Instruction:
Copy out each line featuring the string "news" from the entries beneath.

** BEGIN Supplied material **

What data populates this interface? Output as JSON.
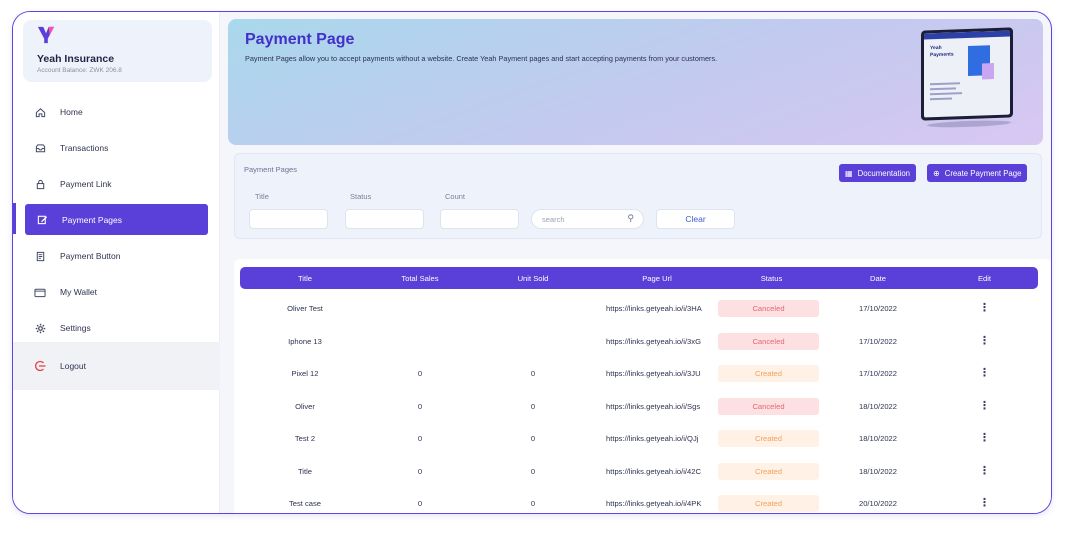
{
  "sidebar": {
    "company": "Yeah Insurance",
    "balance": "Account Balance: ZWK 206.8",
    "items": [
      {
        "label": "Home",
        "icon": "home-icon"
      },
      {
        "label": "Transactions",
        "icon": "inbox-icon"
      },
      {
        "label": "Payment Link",
        "icon": "lock-icon"
      },
      {
        "label": "Payment Pages",
        "icon": "edit-icon",
        "active": true
      },
      {
        "label": "Payment Button",
        "icon": "receipt-icon"
      },
      {
        "label": "My Wallet",
        "icon": "wallet-icon"
      },
      {
        "label": "Settings",
        "icon": "gear-icon"
      }
    ],
    "logout": "Logout"
  },
  "hero": {
    "title": "Payment Page",
    "subtitle": "Payment Pages allow you to accept payments without a website. Create Yeah Payment pages and start accepting payments from your customers.",
    "tablet_text": "Yeah Payments"
  },
  "filters": {
    "title": "Payment Pages",
    "documentation": "Documentation",
    "create": "Create Payment Page",
    "title_label": "Title",
    "status_label": "Status",
    "count_label": "Count",
    "search_placeholder": "search",
    "clear": "Clear"
  },
  "table": {
    "headers": [
      "Title",
      "Total Sales",
      "Unit Sold",
      "Page Url",
      "Status",
      "Date",
      "Edit"
    ],
    "rows": [
      {
        "title": "Oliver Test",
        "sales": "",
        "units": "",
        "url": "https://links.getyeah.io/i/3HA",
        "status": "Canceled",
        "date": "17/10/2022"
      },
      {
        "title": "Iphone 13",
        "sales": "",
        "units": "",
        "url": "https://links.getyeah.io/i/3xG",
        "status": "Canceled",
        "date": "17/10/2022"
      },
      {
        "title": "Pixel 12",
        "sales": "0",
        "units": "0",
        "url": "https://links.getyeah.io/i/3JU",
        "status": "Created",
        "date": "17/10/2022"
      },
      {
        "title": "Oliver",
        "sales": "0",
        "units": "0",
        "url": "https://links.getyeah.io/i/Sgs",
        "status": "Canceled",
        "date": "18/10/2022"
      },
      {
        "title": "Test 2",
        "sales": "0",
        "units": "0",
        "url": "https://links.getyeah.io/i/QJj",
        "status": "Created",
        "date": "18/10/2022"
      },
      {
        "title": "Title",
        "sales": "0",
        "units": "0",
        "url": "https://links.getyeah.io/i/42C",
        "status": "Created",
        "date": "18/10/2022"
      },
      {
        "title": "Test case",
        "sales": "0",
        "units": "0",
        "url": "https://links.getyeah.io/i/4PK",
        "status": "Created",
        "date": "20/10/2022"
      }
    ],
    "edit_glyph": "⋮"
  },
  "colors": {
    "accent": "#5a3fd8",
    "canceled_bg": "#fde0e2",
    "created_bg": "#fff1e6"
  }
}
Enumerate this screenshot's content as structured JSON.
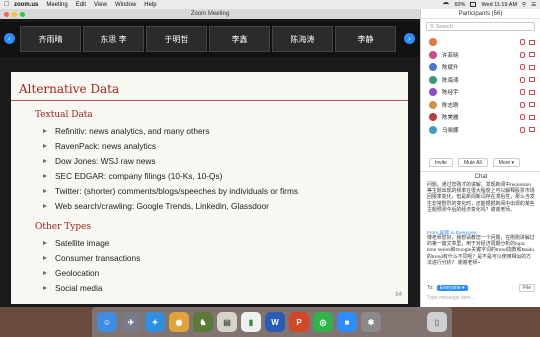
{
  "menubar": {
    "apple": "",
    "items": [
      "zoom.us",
      "Meeting",
      "Edit",
      "View",
      "Window",
      "Help"
    ],
    "battery": "60%",
    "clock": "Wed 11:19 AM"
  },
  "zoom_window": {
    "title": "Zoom Meeting",
    "gallery": [
      "齐雨晴",
      "东思 李",
      "于明哲",
      "李鑫",
      "陈海涛",
      "李静"
    ]
  },
  "slide": {
    "title": "Alternative Data",
    "sections": [
      {
        "heading": "Textual Data",
        "items": [
          "Refinitiv: news analytics, and many others",
          "RavenPack: news analytics",
          "Dow Jones: WSJ raw news",
          "SEC EDGAR: company filings (10-Ks, 10-Qs)",
          "Twitter: (shorter) comments/blogs/speeches by individuals or firms",
          "Web search/crawling: Google Trends, Linkedin, Glassdoor"
        ]
      },
      {
        "heading": "Other Types",
        "items": [
          "Satellite image",
          "Consumer transactions",
          "Geolocation",
          "Social media"
        ]
      }
    ],
    "page_number": "84"
  },
  "participants": {
    "title": "Participants (56)",
    "search_placeholder": "Search",
    "people": [
      {
        "name": "",
        "color": "#e7773b"
      },
      {
        "name": "许菲晓",
        "color": "#d04a8b"
      },
      {
        "name": "陈斌升",
        "color": "#4a77d0"
      },
      {
        "name": "陈海涛",
        "color": "#2e9e6b"
      },
      {
        "name": "陈经宇",
        "color": "#8b4ad0"
      },
      {
        "name": "陈志刚",
        "color": "#d0924a"
      },
      {
        "name": "陈美麗",
        "color": "#c23b3b"
      },
      {
        "name": "马晓娜",
        "color": "#3b9ec2"
      }
    ],
    "buttons": [
      "Invite",
      "Mute All",
      "More ▾"
    ]
  },
  "chat": {
    "title": "Chat",
    "message1": "问题。通过您刚才的讲解，发现新闻中recession等主题出现的频率在很大程度上可以解释股票市场回报率变化，但是新闻新词存在滞后性，那么当发生非常剧烈的变化时，还能根据新闻中出现的某些主题预测今后的经济变化吗？谢谢老师。",
    "from": "From 吴毓 to Everyone:",
    "message2": "傅老师您好，我想请教您一个问题，在刚刚讲解过的第一篇文章里，用于对经济周期分析的topic time series和Google关键字词的trend指数和Baidu的trend有什么不同呢？是不是可以使用相似的方法进行分析？ 谢谢老师~",
    "to_label": "To:",
    "to_value": "Everyone ▾",
    "file_button": "File",
    "input_placeholder": "Type message here..."
  },
  "dock": {
    "apps": [
      {
        "name": "finder-icon",
        "color": "#3f8de0",
        "glyph": "☺"
      },
      {
        "name": "launchpad-icon",
        "color": "#7a7a86",
        "glyph": "🚀"
      },
      {
        "name": "safari-icon",
        "color": "#2f8fe0",
        "glyph": "✦"
      },
      {
        "name": "chrome-icon",
        "color": "#e0a33b",
        "glyph": "◉"
      },
      {
        "name": "game-icon",
        "color": "#5a7a3a",
        "glyph": "♞"
      },
      {
        "name": "notes-icon",
        "color": "#d4d4c8",
        "glyph": "▤"
      },
      {
        "name": "charts-icon",
        "color": "#f0f0f0",
        "glyph": "▮"
      },
      {
        "name": "word-icon",
        "color": "#2b5cb5",
        "glyph": "W"
      },
      {
        "name": "powerpoint-icon",
        "color": "#d24726",
        "glyph": "P"
      },
      {
        "name": "wechat-icon",
        "color": "#2fb34a",
        "glyph": "◎"
      },
      {
        "name": "zoom-icon",
        "color": "#2d8cff",
        "glyph": "■"
      },
      {
        "name": "photos-icon",
        "color": "#8a8a8a",
        "glyph": "✱"
      },
      {
        "name": "trash-icon",
        "color": "#cfcfcf",
        "glyph": "🗑"
      }
    ]
  }
}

** END Supplied material **

Reply:
          "Refinitiv: news analytics, and many others",
          "RavenPack: news analytics",
          "Dow Jones: WSJ raw news",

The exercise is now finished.